━━ Data provided
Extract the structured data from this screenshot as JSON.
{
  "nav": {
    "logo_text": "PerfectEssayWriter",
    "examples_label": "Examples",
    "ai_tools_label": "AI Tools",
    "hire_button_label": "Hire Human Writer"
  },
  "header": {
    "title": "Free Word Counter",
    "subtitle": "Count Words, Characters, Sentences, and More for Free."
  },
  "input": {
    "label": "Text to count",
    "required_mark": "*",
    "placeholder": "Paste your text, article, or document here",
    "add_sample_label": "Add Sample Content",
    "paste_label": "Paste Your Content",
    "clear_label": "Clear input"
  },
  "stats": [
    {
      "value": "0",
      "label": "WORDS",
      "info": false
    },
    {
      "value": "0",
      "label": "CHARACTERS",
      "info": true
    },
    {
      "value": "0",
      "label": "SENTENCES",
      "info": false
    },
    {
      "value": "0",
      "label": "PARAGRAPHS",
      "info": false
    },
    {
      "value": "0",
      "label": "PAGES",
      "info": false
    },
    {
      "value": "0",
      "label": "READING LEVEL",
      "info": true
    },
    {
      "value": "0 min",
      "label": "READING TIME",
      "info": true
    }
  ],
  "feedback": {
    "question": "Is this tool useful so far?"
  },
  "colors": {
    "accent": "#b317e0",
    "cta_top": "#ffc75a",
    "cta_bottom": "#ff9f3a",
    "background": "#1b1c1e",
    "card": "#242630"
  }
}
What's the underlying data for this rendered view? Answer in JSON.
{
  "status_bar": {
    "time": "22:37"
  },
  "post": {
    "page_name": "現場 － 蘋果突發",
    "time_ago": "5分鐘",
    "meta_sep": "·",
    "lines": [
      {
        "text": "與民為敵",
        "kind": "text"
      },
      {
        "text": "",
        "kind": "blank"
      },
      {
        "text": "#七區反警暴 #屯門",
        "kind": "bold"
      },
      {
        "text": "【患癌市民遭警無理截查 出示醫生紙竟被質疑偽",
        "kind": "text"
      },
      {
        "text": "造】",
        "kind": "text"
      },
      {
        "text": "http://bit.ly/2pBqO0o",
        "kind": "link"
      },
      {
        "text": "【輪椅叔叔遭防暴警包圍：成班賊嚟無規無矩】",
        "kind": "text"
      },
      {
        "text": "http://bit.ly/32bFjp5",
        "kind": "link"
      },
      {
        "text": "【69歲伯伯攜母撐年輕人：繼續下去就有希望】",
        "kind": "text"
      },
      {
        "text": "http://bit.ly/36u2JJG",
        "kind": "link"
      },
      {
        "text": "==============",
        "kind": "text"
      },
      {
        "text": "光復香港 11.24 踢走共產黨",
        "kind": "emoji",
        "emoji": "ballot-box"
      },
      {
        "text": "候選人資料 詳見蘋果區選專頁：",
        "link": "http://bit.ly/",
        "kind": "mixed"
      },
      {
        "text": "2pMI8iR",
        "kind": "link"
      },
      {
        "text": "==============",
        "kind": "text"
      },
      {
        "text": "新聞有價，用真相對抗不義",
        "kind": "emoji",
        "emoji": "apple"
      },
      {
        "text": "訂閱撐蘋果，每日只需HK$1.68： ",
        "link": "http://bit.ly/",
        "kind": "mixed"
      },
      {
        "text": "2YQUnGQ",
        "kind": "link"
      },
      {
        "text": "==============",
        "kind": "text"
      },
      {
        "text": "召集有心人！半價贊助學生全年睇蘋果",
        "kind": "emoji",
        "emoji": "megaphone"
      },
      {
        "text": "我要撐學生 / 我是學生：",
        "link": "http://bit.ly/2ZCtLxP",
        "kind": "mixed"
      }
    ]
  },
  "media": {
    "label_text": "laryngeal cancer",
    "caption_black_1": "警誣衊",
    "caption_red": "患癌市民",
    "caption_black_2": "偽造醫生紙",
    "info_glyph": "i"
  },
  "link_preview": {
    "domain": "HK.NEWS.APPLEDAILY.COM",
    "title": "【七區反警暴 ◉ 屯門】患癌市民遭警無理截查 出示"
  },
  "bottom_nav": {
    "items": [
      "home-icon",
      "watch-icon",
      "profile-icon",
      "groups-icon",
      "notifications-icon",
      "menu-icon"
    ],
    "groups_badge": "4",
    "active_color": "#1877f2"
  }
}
━━━━
Instructions to follow
Each record above should be repeated exactly as it appears.

Result of the task
Extract the structured data from this screenshot as JSON.
{
  "nav": {
    "logo_text": "PerfectEssayWriter",
    "examples_label": "Examples",
    "ai_tools_label": "AI Tools",
    "hire_button_label": "Hire Human Writer"
  },
  "header": {
    "title": "Free Word Counter",
    "subtitle": "Count Words, Characters, Sentences, and More for Free."
  },
  "input": {
    "label": "Text to count",
    "required_mark": "*",
    "placeholder": "Paste your text, article, or document here",
    "add_sample_label": "Add Sample Content",
    "paste_label": "Paste Your Content",
    "clear_label": "Clear input"
  },
  "stats": [
    {
      "value": "0",
      "label": "WORDS",
      "info": false
    },
    {
      "value": "0",
      "label": "CHARACTERS",
      "info": true
    },
    {
      "value": "0",
      "label": "SENTENCES",
      "info": false
    },
    {
      "value": "0",
      "label": "PARAGRAPHS",
      "info": false
    },
    {
      "value": "0",
      "label": "PAGES",
      "info": false
    },
    {
      "value": "0",
      "label": "READING LEVEL",
      "info": true
    },
    {
      "value": "0 min",
      "label": "READING TIME",
      "info": true
    }
  ],
  "feedback": {
    "question": "Is this tool useful so far?"
  },
  "colors": {
    "accent": "#b317e0",
    "cta_top": "#ffc75a",
    "cta_bottom": "#ff9f3a",
    "background": "#1b1c1e",
    "card": "#242630"
  }
}
What's the underlying data for this rendered view? Answer in JSON.
{
  "status_bar": {
    "time": "22:37"
  },
  "post": {
    "page_name": "現場 － 蘋果突發",
    "time_ago": "5分鐘",
    "meta_sep": "·",
    "lines": [
      {
        "text": "與民為敵",
        "kind": "text"
      },
      {
        "text": "",
        "kind": "blank"
      },
      {
        "text": "#七區反警暴 #屯門",
        "kind": "bold"
      },
      {
        "text": "【患癌市民遭警無理截查 出示醫生紙竟被質疑偽",
        "kind": "text"
      },
      {
        "text": "造】",
        "kind": "text"
      },
      {
        "text": "http://bit.ly/2pBqO0o",
        "kind": "link"
      },
      {
        "text": "【輪椅叔叔遭防暴警包圍：成班賊嚟無規無矩】",
        "kind": "text"
      },
      {
        "text": "http://bit.ly/32bFjp5",
        "kind": "link"
      },
      {
        "text": "【69歲伯伯攜母撐年輕人：繼續下去就有希望】",
        "kind": "text"
      },
      {
        "text": "http://bit.ly/36u2JJG",
        "kind": "link"
      },
      {
        "text": "==============",
        "kind": "text"
      },
      {
        "text": "光復香港 11.24 踢走共產黨",
        "kind": "emoji",
        "emoji": "ballot-box"
      },
      {
        "text": "候選人資料 詳見蘋果區選專頁：",
        "link": "http://bit.ly/",
        "kind": "mixed"
      },
      {
        "text": "2pMI8iR",
        "kind": "link"
      },
      {
        "text": "==============",
        "kind": "text"
      },
      {
        "text": "新聞有價，用真相對抗不義",
        "kind": "emoji",
        "emoji": "apple"
      },
      {
        "text": "訂閱撐蘋果，每日只需HK$1.68： ",
        "link": "http://bit.ly/",
        "kind": "mixed"
      },
      {
        "text": "2YQUnGQ",
        "kind": "link"
      },
      {
        "text": "==============",
        "kind": "text"
      },
      {
        "text": "召集有心人！半價贊助學生全年睇蘋果",
        "kind": "emoji",
        "emoji": "megaphone"
      },
      {
        "text": "我要撐學生 / 我是學生：",
        "link": "http://bit.ly/2ZCtLxP",
        "kind": "mixed"
      }
    ]
  },
  "media": {
    "label_text": "laryngeal cancer",
    "caption_black_1": "警誣衊",
    "caption_red": "患癌市民",
    "caption_black_2": "偽造醫生紙",
    "info_glyph": "i"
  },
  "link_preview": {
    "domain": "HK.NEWS.APPLEDAILY.COM",
    "title": "【七區反警暴 ◉ 屯門】患癌市民遭警無理截查 出示"
  },
  "bottom_nav": {
    "items": [
      "home-icon",
      "watch-icon",
      "profile-icon",
      "groups-icon",
      "notifications-icon",
      "menu-icon"
    ],
    "groups_badge": "4",
    "active_color": "#1877f2"
  }
}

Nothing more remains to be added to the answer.